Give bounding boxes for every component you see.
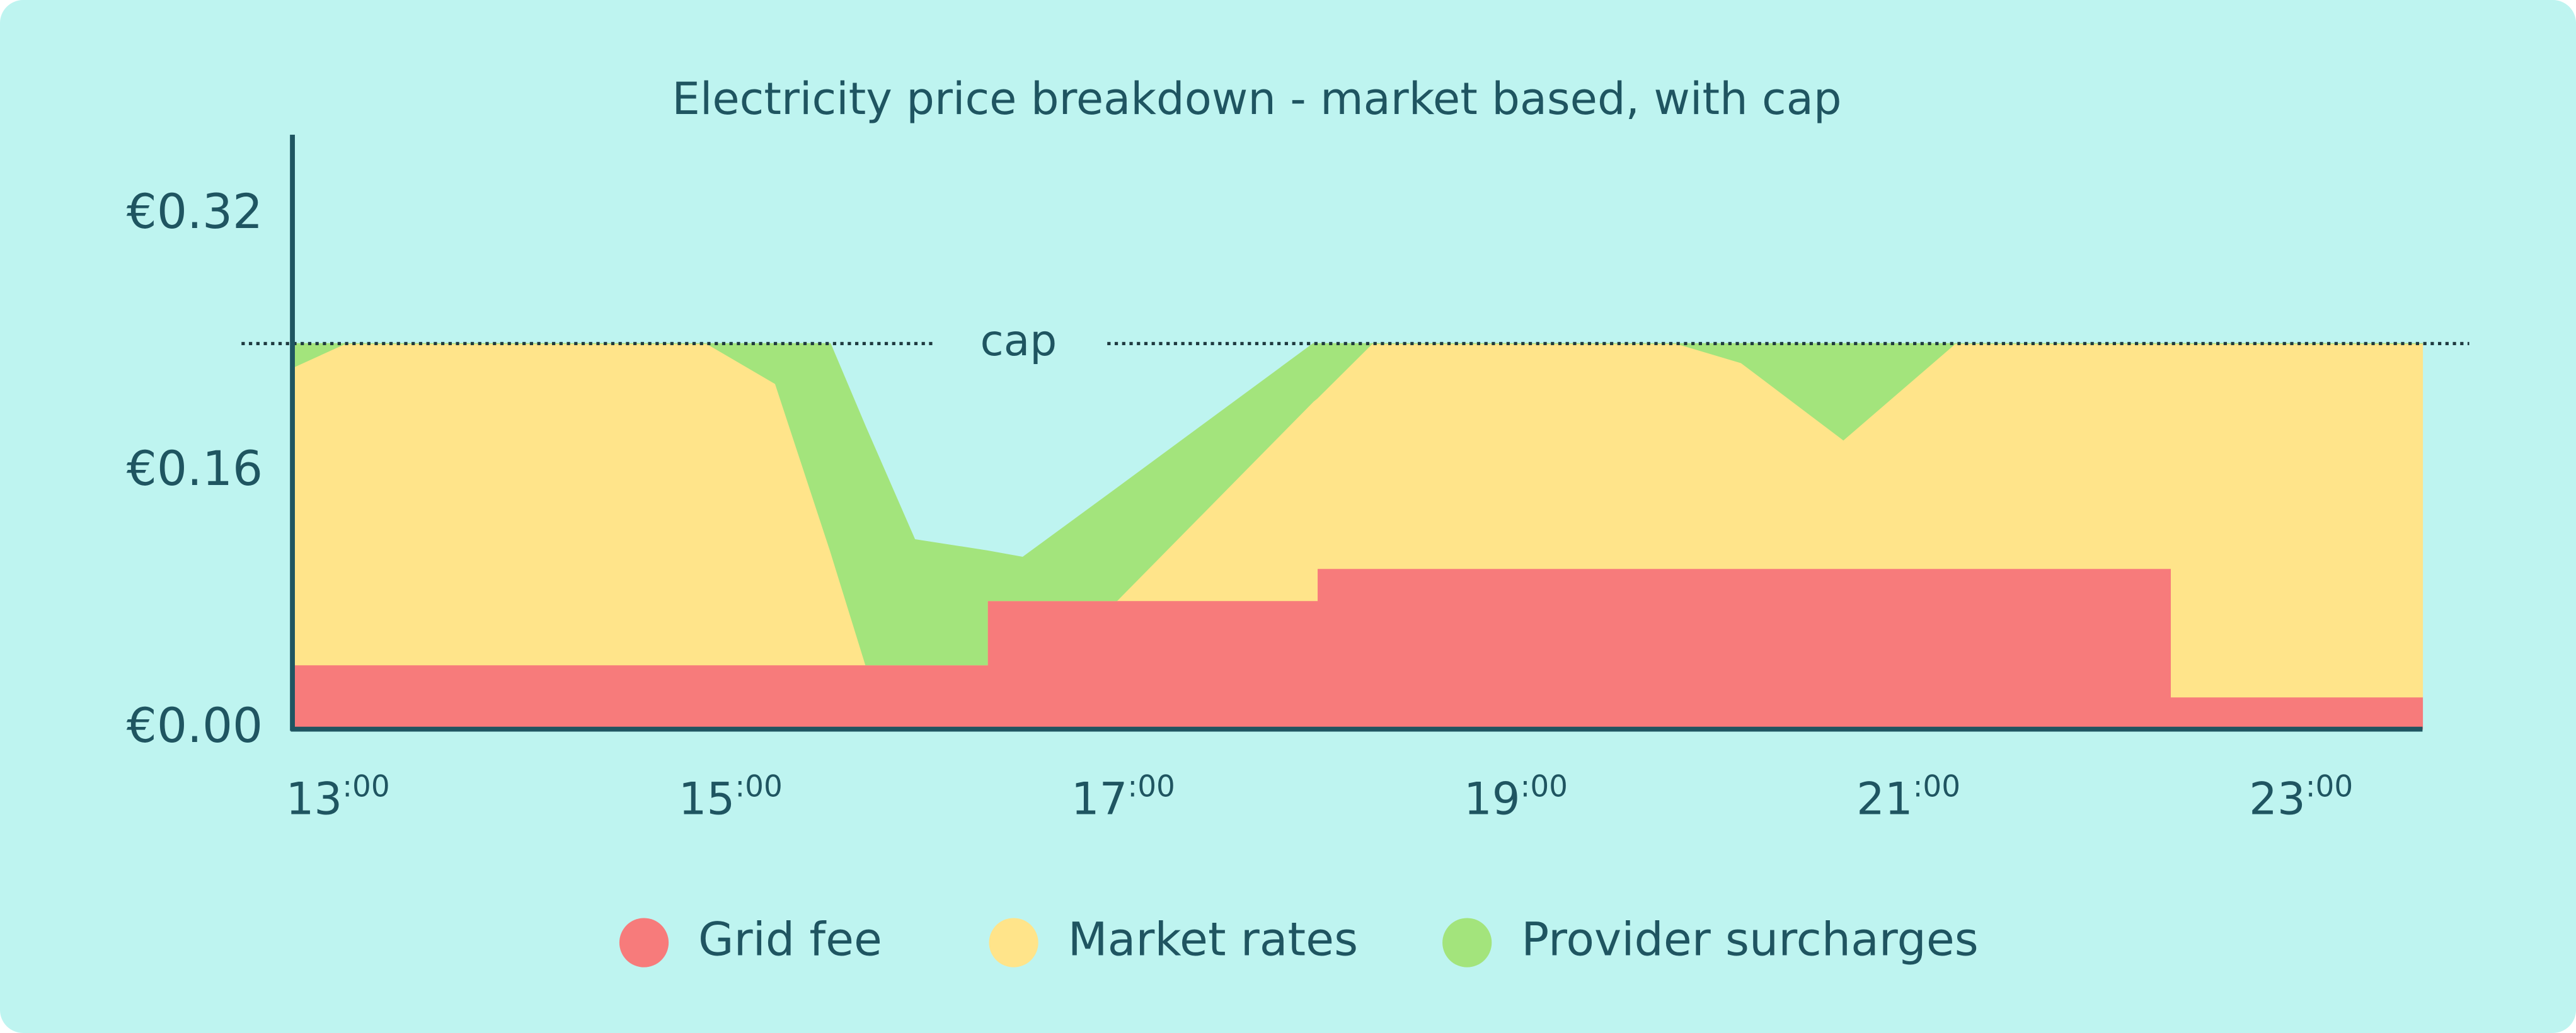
y-tick-label: €0.32 xyxy=(127,184,263,239)
x-tick-minute: :00 xyxy=(1127,769,1175,804)
x-tick-label: 23:00 xyxy=(2249,769,2353,825)
cap-label: cap xyxy=(980,316,1057,365)
x-tick-label: 19:00 xyxy=(1464,769,1568,825)
chart-title: Electricity price breakdown - market bas… xyxy=(672,73,1841,125)
legend-swatch xyxy=(1442,918,1492,967)
x-tick-hour: 15 xyxy=(679,773,735,825)
x-tick-minute: :00 xyxy=(1521,769,1568,804)
x-tick-hour: 13 xyxy=(286,773,343,825)
x-tick-hour: 17 xyxy=(1071,773,1128,825)
legend-label: Provider surcharges xyxy=(1521,913,1979,967)
x-tick-minute: :00 xyxy=(342,769,390,804)
x-tick-minute: :00 xyxy=(735,769,782,804)
legend-swatch xyxy=(989,918,1038,967)
legend-label: Market rates xyxy=(1068,913,1358,967)
x-tick-hour: 19 xyxy=(1464,773,1521,825)
legend-swatch xyxy=(619,918,669,967)
x-tick-hour: 21 xyxy=(1856,773,1913,825)
x-tick-label: 17:00 xyxy=(1071,769,1175,825)
y-tick-label: €0.00 xyxy=(127,698,263,753)
x-tick-hour: 23 xyxy=(2249,773,2306,825)
x-tick-minute: :00 xyxy=(2306,769,2353,804)
x-tick-label: 15:00 xyxy=(679,769,783,825)
x-tick-label: 21:00 xyxy=(1856,769,1960,825)
x-tick-label: 13:00 xyxy=(286,769,390,825)
legend-label: Grid fee xyxy=(698,913,882,967)
x-tick-minute: :00 xyxy=(1913,769,1961,804)
area xyxy=(292,343,2423,666)
y-tick-label: €0.16 xyxy=(127,441,263,496)
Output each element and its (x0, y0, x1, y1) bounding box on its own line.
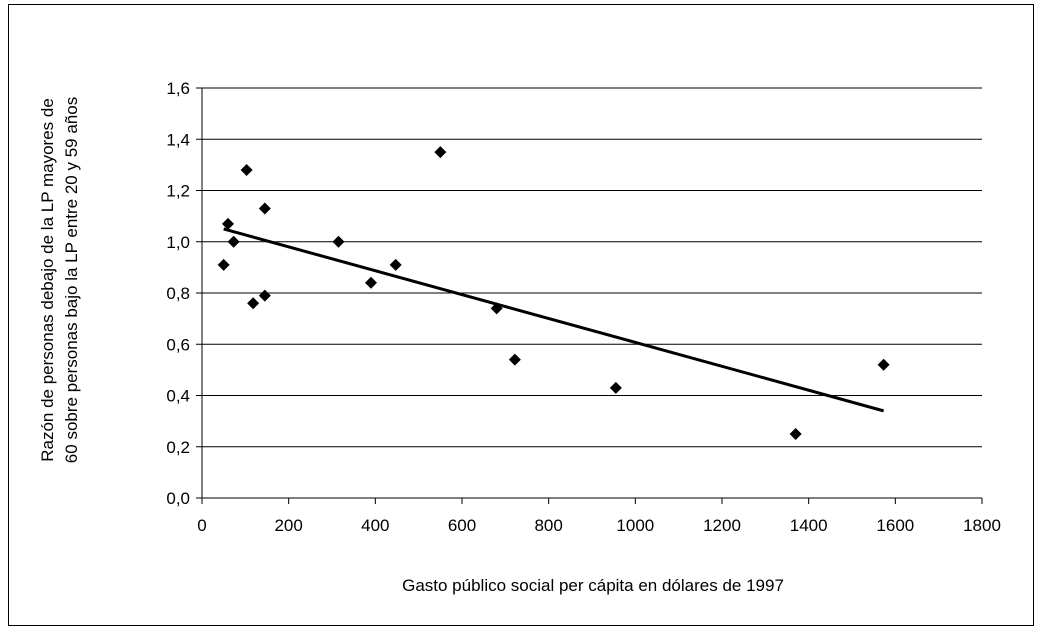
x-tick-label: 400 (361, 516, 389, 535)
x-tick-label: 1200 (703, 516, 741, 535)
data-point (389, 258, 402, 271)
data-point (365, 276, 377, 289)
y-tick-label: 0,0 (166, 489, 190, 508)
x-tick-label: 1400 (790, 516, 828, 535)
data-point (240, 164, 253, 176)
trendline (223, 227, 885, 413)
data-point (258, 202, 271, 215)
data-point (490, 302, 503, 315)
x-tick-label: 1600 (876, 516, 914, 535)
y-axis-title-line-1: Razón de personas debajo de la LP mayore… (38, 98, 57, 462)
data-point (877, 358, 890, 371)
y-axis-title-line-2: 60 sobre personas bajo la LP entre 20 y … (62, 97, 81, 463)
y-tick-labels: 0,0 0,2 0,4 0,6 0,8 1,0 1,2 1,4 1,6 (166, 79, 190, 508)
y-tick-label: 0,4 (166, 387, 190, 406)
x-tick-label: 800 (534, 516, 562, 535)
x-tick-label: 1000 (616, 516, 654, 535)
y-tick-label: 0,6 (166, 335, 190, 354)
data-point (217, 258, 230, 271)
data-point (332, 235, 345, 248)
data-point (434, 146, 447, 159)
data-point (222, 217, 234, 230)
y-tick-label: 1,0 (166, 233, 190, 252)
data-point (247, 297, 260, 310)
data-point (609, 381, 622, 394)
data-points (217, 146, 890, 440)
data-point (258, 289, 271, 302)
chart-frame: 0,0 0,2 0,4 0,6 0,8 1,0 1,2 1,4 1,6 0 200 400 600 80… (8, 4, 1034, 626)
trendline-group (223, 227, 885, 413)
x-tick-label: 1800 (963, 516, 1001, 535)
data-point (227, 235, 240, 248)
y-tick-label: 0,2 (166, 438, 190, 457)
y-tick-label: 1,4 (166, 130, 190, 149)
x-axis-title: Gasto público social per cápita en dólar… (402, 576, 784, 595)
data-point (789, 427, 802, 440)
x-tick-label: 200 (274, 516, 302, 535)
data-point (508, 353, 521, 366)
axes (196, 87, 983, 504)
x-tick-label: 600 (448, 516, 476, 535)
x-tick-label: 0 (197, 516, 206, 535)
y-tick-label: 0,8 (166, 284, 190, 303)
gridlines (202, 87, 982, 448)
y-axis-title: Razón de personas debajo de la LP mayore… (38, 97, 81, 463)
y-tick-label: 1,2 (166, 182, 190, 201)
y-tick-label: 1,6 (166, 79, 190, 98)
scatter-chart: 0,0 0,2 0,4 0,6 0,8 1,0 1,2 1,4 1,6 0 200 400 600 80… (38, 79, 1001, 595)
x-tick-labels: 0 200 400 600 800 1000 1200 1400 1600 1800 (197, 516, 1001, 535)
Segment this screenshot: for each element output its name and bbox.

• _Exercise requirements_: Copy the data word for word, starting with the line that contains "x-tick-label: 400 (361, 516, 389, 535)" and going on through the line that contains "data-point (877, 358, 890, 371)", both included.

• _Reply to the task_:
x-tick-label: 400 (361, 516, 389, 535)
x-tick-label: 1200 (703, 516, 741, 535)
data-point (389, 258, 402, 271)
data-point (365, 276, 377, 289)
y-tick-label: 0,0 (166, 489, 190, 508)
x-tick-label: 1400 (790, 516, 828, 535)
data-point (240, 164, 253, 176)
trendline (223, 227, 885, 413)
data-point (258, 202, 271, 215)
data-point (490, 302, 503, 315)
x-tick-label: 1600 (876, 516, 914, 535)
y-axis-title-line-1: Razón de personas debajo de la LP mayore… (38, 98, 57, 462)
data-point (877, 358, 890, 371)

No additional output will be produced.